### Direction
Below are some records: retype them all exactly, but not the pictures.

### Records for processing
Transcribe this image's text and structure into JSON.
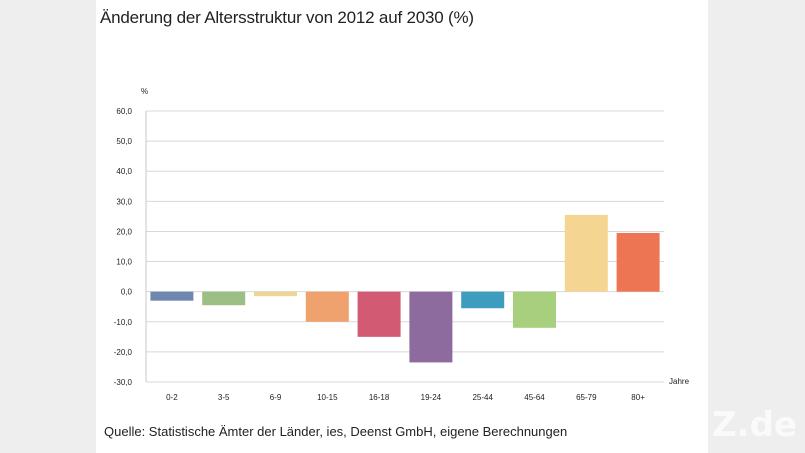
{
  "chart_data": {
    "type": "bar",
    "title": "Änderung der Altersstruktur von 2012 auf 2030 (%)",
    "ylabel": "%",
    "xlabel": "Jahre",
    "ylim": [
      -30,
      60
    ],
    "yticks": [
      "60,0",
      "50,0",
      "40,0",
      "30,0",
      "20,0",
      "10,0",
      "0,0",
      "-10,0",
      "-20,0",
      "-30,0"
    ],
    "ytick_values": [
      60,
      50,
      40,
      30,
      20,
      10,
      0,
      -10,
      -20,
      -30
    ],
    "categories": [
      "0-2",
      "3-5",
      "6-9",
      "10-15",
      "16-18",
      "19-24",
      "25-44",
      "45-64",
      "65-79",
      "80+"
    ],
    "values": [
      -3,
      -4.5,
      -1.5,
      -10,
      -15,
      -23.5,
      -5.5,
      -12,
      25.5,
      19.5
    ],
    "colors": [
      "#7088b0",
      "#9cbf86",
      "#edd595",
      "#f0a26e",
      "#d25a72",
      "#8d6b9e",
      "#3e9cbf",
      "#a8cf7d",
      "#f5d592",
      "#ee7553"
    ],
    "grid": true,
    "legend": "none"
  },
  "source": "Quelle: Statistische Ämter der Länder, ies, Deenst GmbH, eigene Berechnungen",
  "watermark": "Z.de"
}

### Final result
Transcribe this image's text and structure into JSON.
{
  "chart_data": {
    "type": "bar",
    "title": "Änderung der Altersstruktur von 2012 auf 2030 (%)",
    "ylabel": "%",
    "xlabel": "Jahre",
    "ylim": [
      -30,
      60
    ],
    "yticks": [
      "60,0",
      "50,0",
      "40,0",
      "30,0",
      "20,0",
      "10,0",
      "0,0",
      "-10,0",
      "-20,0",
      "-30,0"
    ],
    "ytick_values": [
      60,
      50,
      40,
      30,
      20,
      10,
      0,
      -10,
      -20,
      -30
    ],
    "categories": [
      "0-2",
      "3-5",
      "6-9",
      "10-15",
      "16-18",
      "19-24",
      "25-44",
      "45-64",
      "65-79",
      "80+"
    ],
    "values": [
      -3,
      -4.5,
      -1.5,
      -10,
      -15,
      -23.5,
      -5.5,
      -12,
      25.5,
      19.5
    ],
    "colors": [
      "#7088b0",
      "#9cbf86",
      "#edd595",
      "#f0a26e",
      "#d25a72",
      "#8d6b9e",
      "#3e9cbf",
      "#a8cf7d",
      "#f5d592",
      "#ee7553"
    ],
    "grid": true,
    "legend": "none"
  },
  "source": "Quelle: Statistische Ämter der Länder, ies, Deenst GmbH, eigene Berechnungen",
  "watermark": "Z.de"
}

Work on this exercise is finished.